_Extrait_
Le sacre d’une Walkyrie géante à Artgenève
La foire genevoise présente 80 galeries et une nouvelle section baptisée «Sur Mesure» qui fait la part belle à des oeuvres de grande taille. Pleins feux sur l’une d’elles signée Joana Vasconcelos
En 2018, une sculpture géante gonflable accueillait les visiteurs d’Artgenève. Felix (2017), un grand chat de dessin animé noir et blanc, imaginé par Mark Leckey trônait en haut de l’escalier roulant qui mène à la foire d’art souriant de toutes ses dents.
Cette année, le gigantisme est de retour à Artgenève et se décline au sein d’une nouvelle section, justement intitulée «Sur Mesure». En haut à droite de l’escalier roulant, dans un espace ad hoc, on se retrouve face à une énorme «pieuvre» qui brille de mille fleurs, couleurs et feux. C’est Valkyrie Mumbet (2020), une oeuvre monumentale de l’artiste portugaise Joana Vasconcelos (1971). La déesse guerrière plane et déploie ses longs bras et ses franges, suspendue dans cette vaste pièce drapée de noir, entourée de quatre autres oeuvres aux dimensions respectables même si elles semblent modestes au regard de l’imposante Mumbet.
Pour Mexico Set (2022), l’Américain Blair Thurman (né en 1961) a posé un buggy devant un paysage de toiles colorées; dans Autopanorama I, II, III (2023) la Française Dominique Gonzalez-Foerster (née en 1965) affiche un panorama extraterrestre où des architectures familières, utopiques dialoguent avec des aliens bienveillants; Ninth Life (2022) du Britannique Oli Epp (né en 1994) propose un toboggan, noir, lisse et un peu inquiétant en forme de chat; tandis que l’Américain Paul McCarthy (né en 1945) dévoile les drôles de grimaces d’un nain Grincheux en bronze sous le nom de White Snow Dwarf Grumpy (2026).

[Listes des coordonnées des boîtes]
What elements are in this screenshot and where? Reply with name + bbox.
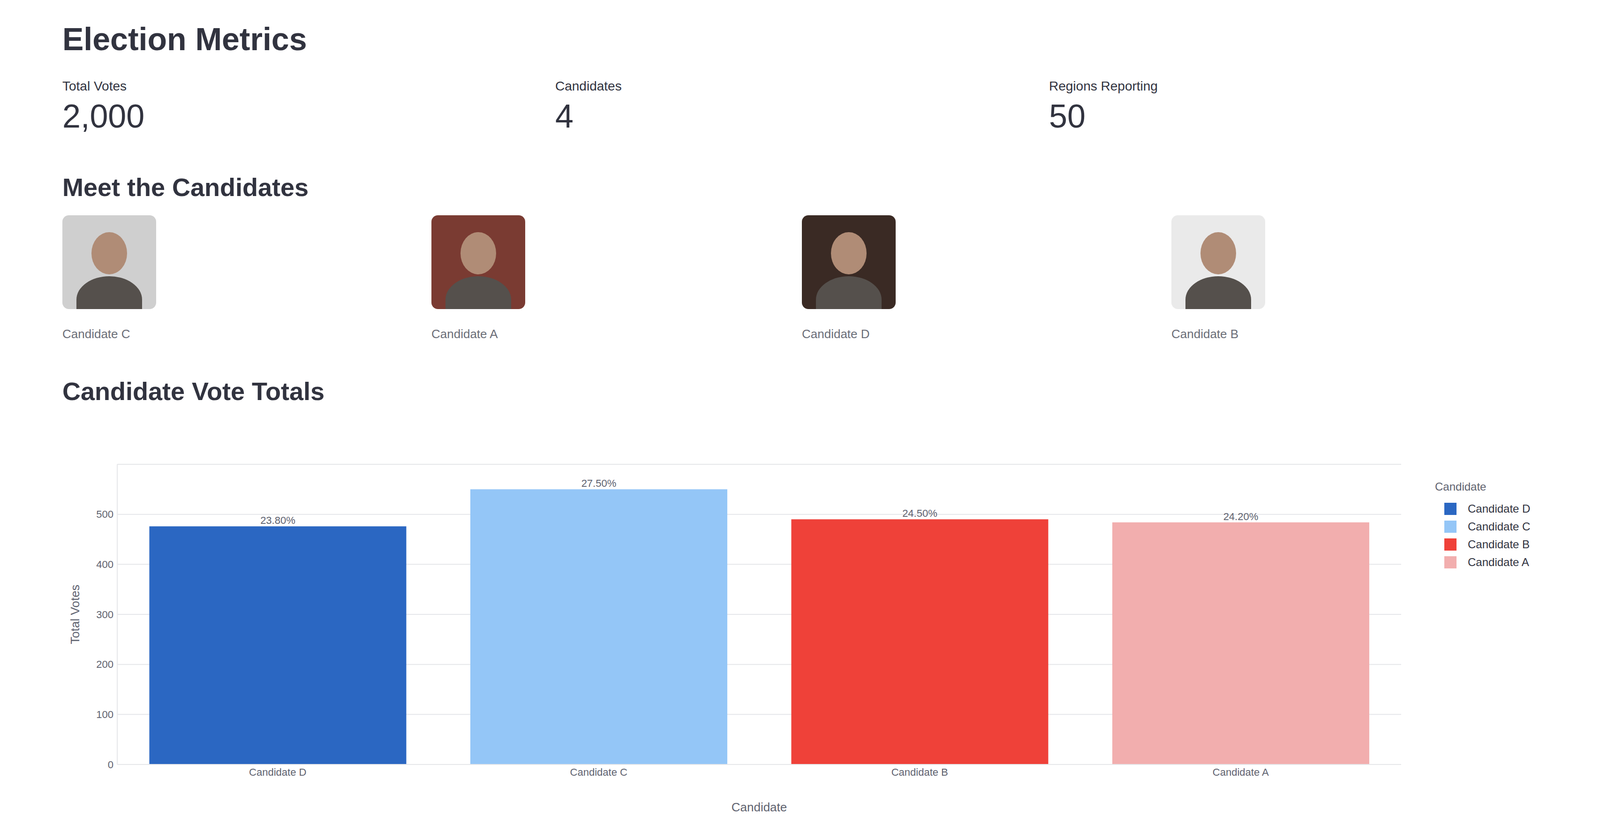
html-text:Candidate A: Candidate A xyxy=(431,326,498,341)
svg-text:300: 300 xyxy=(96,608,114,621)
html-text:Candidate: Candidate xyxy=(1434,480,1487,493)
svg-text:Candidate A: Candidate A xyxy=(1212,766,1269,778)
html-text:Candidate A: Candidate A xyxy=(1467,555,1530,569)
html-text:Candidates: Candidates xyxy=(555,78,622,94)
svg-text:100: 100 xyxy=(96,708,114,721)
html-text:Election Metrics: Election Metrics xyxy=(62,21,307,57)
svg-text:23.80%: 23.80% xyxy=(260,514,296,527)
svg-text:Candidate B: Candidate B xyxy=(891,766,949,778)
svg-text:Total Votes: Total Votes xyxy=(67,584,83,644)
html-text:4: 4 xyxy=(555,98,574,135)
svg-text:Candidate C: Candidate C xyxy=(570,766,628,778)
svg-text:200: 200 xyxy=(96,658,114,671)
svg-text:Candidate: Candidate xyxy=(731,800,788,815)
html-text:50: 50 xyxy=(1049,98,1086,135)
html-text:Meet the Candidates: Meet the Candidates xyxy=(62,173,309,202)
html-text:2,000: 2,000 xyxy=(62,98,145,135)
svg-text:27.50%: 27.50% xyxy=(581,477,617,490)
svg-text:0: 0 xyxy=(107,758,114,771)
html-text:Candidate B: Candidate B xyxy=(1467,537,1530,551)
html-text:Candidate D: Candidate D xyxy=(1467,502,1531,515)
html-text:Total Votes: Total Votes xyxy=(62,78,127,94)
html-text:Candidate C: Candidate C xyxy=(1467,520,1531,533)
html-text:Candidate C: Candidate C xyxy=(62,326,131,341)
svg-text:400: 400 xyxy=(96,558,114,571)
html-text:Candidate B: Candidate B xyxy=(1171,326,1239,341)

_Exercices_
1. Dans les listes des coordonnées des boîtes, recopiez à l'identique tout ce qui va de la ligne contenant «html-text:Candidate A: Candidate A xyxy=(431,326,498,341)» jusqu'à la ligne contenant «svg-text:23.80%: 23.80% xyxy=(260,514,296,527)», ces deux lignes comprises.
2. Reprenez l'extrait sur Artgenève là où il s'arrête et poursuivez-le.

_Réponses par exercice_
1.
html-text:Candidate A: Candidate A xyxy=(431,326,498,341)
svg-text:300: 300 xyxy=(96,608,114,621)
html-text:Candidate: Candidate xyxy=(1434,480,1487,493)
svg-text:Candidate A: Candidate A xyxy=(1212,766,1269,778)
html-text:Candidate A: Candidate A xyxy=(1467,555,1530,569)
html-text:Candidates: Candidates xyxy=(555,78,622,94)
svg-text:100: 100 xyxy=(96,708,114,721)
html-text:Election Metrics: Election Metrics xyxy=(62,21,307,57)
svg-text:23.80%: 23.80% xyxy=(260,514,296,527)

2.
Luna Park
Cinq oeuvres, voilà qui reste modeste, au regard de Unlimited d’Art Basel qui proposait en 2023 pas moins de 76 objets d’art de grande taille à son public. Mais Nicolas Tremblay – qui avait apporté Felix à Artgenève – et qui assure aujourd’hui le commissariat de «Sur Mesure», explique que cette nouvelle section n’est pas seulement un espace offert aux galeries, mais aussi une exposition. «Nous avons choisi ces oeuvres en fonction d’une thématique, explique-t-il. L’idée, c’était de revenir vers la question de la foire, une foire du XIXe siècle où l’on pouvait voir des panoramas, où l’on trouvait des galeries marchandes: faire une sorte de clin d’oeil à ce que les Américains appellent l’amusement park, mais aussi à des lieux comme la Foire du Trône ou le Luna Park. Toutes les pièces qui sont ici y font référence. Lorsque j’ai vu en photo Valkyrie Mumbet de Joana Vasconcelos, elle m’a tout de suite fait penser à ces pieuvres qu’on retrouve sur les fêtes foraines.»
Monter une oeuvre comme un chapiteau
Installer Valkyrie Mumbet, c’est un peu comme monter un chapiteau. Il a fallu quatre jours pour que cette gigantesque structure fabriquée à la main et faite de pièces de crochet, de dentelle, de broderies, de tissus traditionnels mozambicains, de velours, de coton, de polyester, d’ornements et de pompons, mais aussi de LED, d’éléments gonflables et de câbles d’acier, s’élève dans les airs. Joana Vasconcelos est venue en personne pour l’occasion. «Il est rare de pouvoir exposer une pièce de cette taille dans une foire, dit-elle. Comme je suis dans le réseau de la monumentalité, je suis surtout dans les musées. Ici, c’est assez extraordinaire!»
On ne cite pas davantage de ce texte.